[Start EXCERPTED DATA]

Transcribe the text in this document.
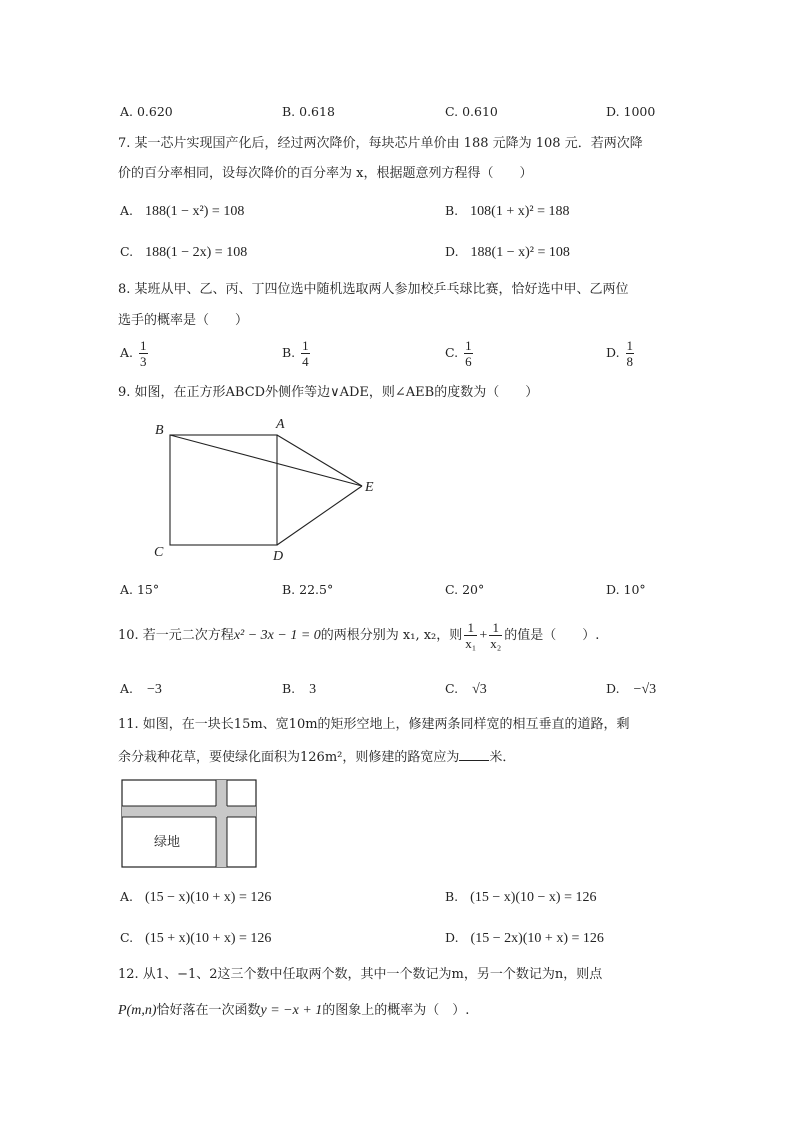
A. 0.620	B. 0.618	C. 0.610	D. 1000
7. 某一芯片实现国产化后，经过两次降价，每块芯片单价由 188 元降为 108 元．若两次降
价的百分率相同，设每次降价的百分率为 x，根据题意列方程得（　　）
A. 188(1 − x²) = 108	B. 108(1 + x)² = 188
C. 188(1 − 2x) = 108	D. 188(1 − x)² = 108
8. 某班从甲、乙、丙、丁四位选中随机选取两人参加校乒乓球比赛，恰好选中甲、乙两位
选手的概率是（　　）
A. $\frac{1}{3}$	B. $\frac{1}{4}$	C. $\frac{1}{6}$	D. $\frac{1}{8}$
9. 如图，在正方形ABCD外侧作等边∨ADE，则∠AEB的度数为（　　）
B	A
C	D
E
A. 15°	B. 22.5°	C. 20°	D. 10°
10. 若一元二次方程x² − 3x − 1 = 0的两根分别为 x₁, x₂，则 $\frac{1}{\text{x₁}} + \frac{1}{\text{x₂}}$ 的值是（　　）.
A. −3	B. 3	C. √3	D. −√3
11. 如图，在一块长15m、宽10m的矩形空地上，修建两条同样宽的相互垂直的道路，剩
余分栽种花草，要使绿化面积为126m²，则修建的路宽应为 米．
绿地
A. (15 − x)(10 + x) = 126	B. (15 − x)(10 − x) = 126
C. (15 + x)(10 + x) = 126	D. (15 − 2x)(10 + x) = 126
12. 从1、−1、2这三个数中任取两个数，其中一个数记为m，另一个数记为n，则点
P(m,n)恰好落在一次函数y = −x + 1的图象上的概率为（　）.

[End EXCERPTED DATA]

> [EXERCISE OBJECTIVE]
From the entries above, output every line exactly and omit any image.

> [FULL OUTPUT]
Transcribe the text in this document.
A. 0.620	B. 0.618	C. 0.610	D. 1000
7. 某一芯片实现国产化后，经过两次降价，每块芯片单价由 188 元降为 108 元．若两次降
价的百分率相同，设每次降价的百分率为 x，根据题意列方程得（　　）
A. 188(1 − x²) = 108	B. 108(1 + x)² = 188
C. 188(1 − 2x) = 108	D. 188(1 − x)² = 108
8. 某班从甲、乙、丙、丁四位选中随机选取两人参加校乒乓球比赛，恰好选中甲、乙两位
选手的概率是（　　）
A. $\frac{1}{3}$	B. $\frac{1}{4}$	C. $\frac{1}{6}$	D. $\frac{1}{8}$
9. 如图，在正方形ABCD外侧作等边∨ADE，则∠AEB的度数为（　　）
B	A
C	D
E
A. 15°	B. 22.5°	C. 20°	D. 10°
10. 若一元二次方程x² − 3x − 1 = 0的两根分别为 x₁, x₂，则 $\frac{1}{\text{x₁}} + \frac{1}{\text{x₂}}$ 的值是（　　）.
A. −3	B. 3	C. √3	D. −√3
11. 如图，在一块长15m、宽10m的矩形空地上，修建两条同样宽的相互垂直的道路，剩
余分栽种花草，要使绿化面积为126m²，则修建的路宽应为 米．
绿地
A. (15 − x)(10 + x) = 126	B. (15 − x)(10 − x) = 126
C. (15 + x)(10 + x) = 126	D. (15 − 2x)(10 + x) = 126
12. 从1、−1、2这三个数中任取两个数，其中一个数记为m，另一个数记为n，则点
P(m,n)恰好落在一次函数y = −x + 1的图象上的概率为（　）.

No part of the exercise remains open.